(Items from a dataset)
---+---

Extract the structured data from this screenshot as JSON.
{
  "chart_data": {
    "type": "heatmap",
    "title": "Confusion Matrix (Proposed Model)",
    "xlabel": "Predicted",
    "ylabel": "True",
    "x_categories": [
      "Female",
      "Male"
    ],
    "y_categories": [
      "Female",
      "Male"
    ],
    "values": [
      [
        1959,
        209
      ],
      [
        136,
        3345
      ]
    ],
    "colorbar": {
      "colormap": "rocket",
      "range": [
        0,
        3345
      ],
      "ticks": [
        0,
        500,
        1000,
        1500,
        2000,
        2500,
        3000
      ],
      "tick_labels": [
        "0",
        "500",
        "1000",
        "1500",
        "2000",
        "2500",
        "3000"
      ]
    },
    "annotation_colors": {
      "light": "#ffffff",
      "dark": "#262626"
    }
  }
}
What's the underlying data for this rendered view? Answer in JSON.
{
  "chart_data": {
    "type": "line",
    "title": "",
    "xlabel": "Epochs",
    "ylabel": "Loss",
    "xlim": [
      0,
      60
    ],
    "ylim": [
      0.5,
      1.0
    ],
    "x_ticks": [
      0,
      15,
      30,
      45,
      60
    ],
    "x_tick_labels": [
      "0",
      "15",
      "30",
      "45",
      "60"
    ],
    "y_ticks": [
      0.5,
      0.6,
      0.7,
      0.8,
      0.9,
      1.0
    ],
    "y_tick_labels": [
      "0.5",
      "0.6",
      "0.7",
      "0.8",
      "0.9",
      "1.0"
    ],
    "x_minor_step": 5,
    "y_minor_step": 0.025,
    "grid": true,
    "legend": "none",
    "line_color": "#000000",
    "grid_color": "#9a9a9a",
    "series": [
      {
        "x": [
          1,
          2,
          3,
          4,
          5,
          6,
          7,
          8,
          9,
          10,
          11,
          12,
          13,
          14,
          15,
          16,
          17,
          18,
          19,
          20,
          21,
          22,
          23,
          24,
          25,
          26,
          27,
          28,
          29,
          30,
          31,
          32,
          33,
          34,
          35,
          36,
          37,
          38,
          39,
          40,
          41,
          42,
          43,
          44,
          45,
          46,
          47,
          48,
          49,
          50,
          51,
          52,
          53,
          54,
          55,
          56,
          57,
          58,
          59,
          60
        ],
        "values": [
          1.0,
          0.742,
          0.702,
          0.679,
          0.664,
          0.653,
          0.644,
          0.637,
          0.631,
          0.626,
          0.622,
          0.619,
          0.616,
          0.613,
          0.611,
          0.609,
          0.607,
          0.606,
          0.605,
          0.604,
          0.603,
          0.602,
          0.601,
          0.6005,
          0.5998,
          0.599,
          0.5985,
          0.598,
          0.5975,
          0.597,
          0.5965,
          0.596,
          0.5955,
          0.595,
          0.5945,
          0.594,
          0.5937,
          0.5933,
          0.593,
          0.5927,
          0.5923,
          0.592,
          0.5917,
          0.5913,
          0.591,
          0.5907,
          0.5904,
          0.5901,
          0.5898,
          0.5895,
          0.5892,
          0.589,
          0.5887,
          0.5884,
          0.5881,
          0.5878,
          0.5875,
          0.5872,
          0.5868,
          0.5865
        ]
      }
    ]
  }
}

---+---

**EXERCISE**
Repeat the lines above exactly.

**OUTPUT FOR THIS TASK**
Extract the structured data from this screenshot as JSON.
{
  "chart_data": {
    "type": "heatmap",
    "title": "Confusion Matrix (Proposed Model)",
    "xlabel": "Predicted",
    "ylabel": "True",
    "x_categories": [
      "Female",
      "Male"
    ],
    "y_categories": [
      "Female",
      "Male"
    ],
    "values": [
      [
        1959,
        209
      ],
      [
        136,
        3345
      ]
    ],
    "colorbar": {
      "colormap": "rocket",
      "range": [
        0,
        3345
      ],
      "ticks": [
        0,
        500,
        1000,
        1500,
        2000,
        2500,
        3000
      ],
      "tick_labels": [
        "0",
        "500",
        "1000",
        "1500",
        "2000",
        "2500",
        "3000"
      ]
    },
    "annotation_colors": {
      "light": "#ffffff",
      "dark": "#262626"
    }
  }
}
What's the underlying data for this rendered view? Answer in JSON.
{
  "chart_data": {
    "type": "line",
    "title": "",
    "xlabel": "Epochs",
    "ylabel": "Loss",
    "xlim": [
      0,
      60
    ],
    "ylim": [
      0.5,
      1.0
    ],
    "x_ticks": [
      0,
      15,
      30,
      45,
      60
    ],
    "x_tick_labels": [
      "0",
      "15",
      "30",
      "45",
      "60"
    ],
    "y_ticks": [
      0.5,
      0.6,
      0.7,
      0.8,
      0.9,
      1.0
    ],
    "y_tick_labels": [
      "0.5",
      "0.6",
      "0.7",
      "0.8",
      "0.9",
      "1.0"
    ],
    "x_minor_step": 5,
    "y_minor_step": 0.025,
    "grid": true,
    "legend": "none",
    "line_color": "#000000",
    "grid_color": "#9a9a9a",
    "series": [
      {
        "x": [
          1,
          2,
          3,
          4,
          5,
          6,
          7,
          8,
          9,
          10,
          11,
          12,
          13,
          14,
          15,
          16,
          17,
          18,
          19,
          20,
          21,
          22,
          23,
          24,
          25,
          26,
          27,
          28,
          29,
          30,
          31,
          32,
          33,
          34,
          35,
          36,
          37,
          38,
          39,
          40,
          41,
          42,
          43,
          44,
          45,
          46,
          47,
          48,
          49,
          50,
          51,
          52,
          53,
          54,
          55,
          56,
          57,
          58,
          59,
          60
        ],
        "values": [
          1.0,
          0.742,
          0.702,
          0.679,
          0.664,
          0.653,
          0.644,
          0.637,
          0.631,
          0.626,
          0.622,
          0.619,
          0.616,
          0.613,
          0.611,
          0.609,
          0.607,
          0.606,
          0.605,
          0.604,
          0.603,
          0.602,
          0.601,
          0.6005,
          0.5998,
          0.599,
          0.5985,
          0.598,
          0.5975,
          0.597,
          0.5965,
          0.596,
          0.5955,
          0.595,
          0.5945,
          0.594,
          0.5937,
          0.5933,
          0.593,
          0.5927,
          0.5923,
          0.592,
          0.5917,
          0.5913,
          0.591,
          0.5907,
          0.5904,
          0.5901,
          0.5898,
          0.5895,
          0.5892,
          0.589,
          0.5887,
          0.5884,
          0.5881,
          0.5878,
          0.5875,
          0.5872,
          0.5868,
          0.5865
        ]
      }
    ]
  }
}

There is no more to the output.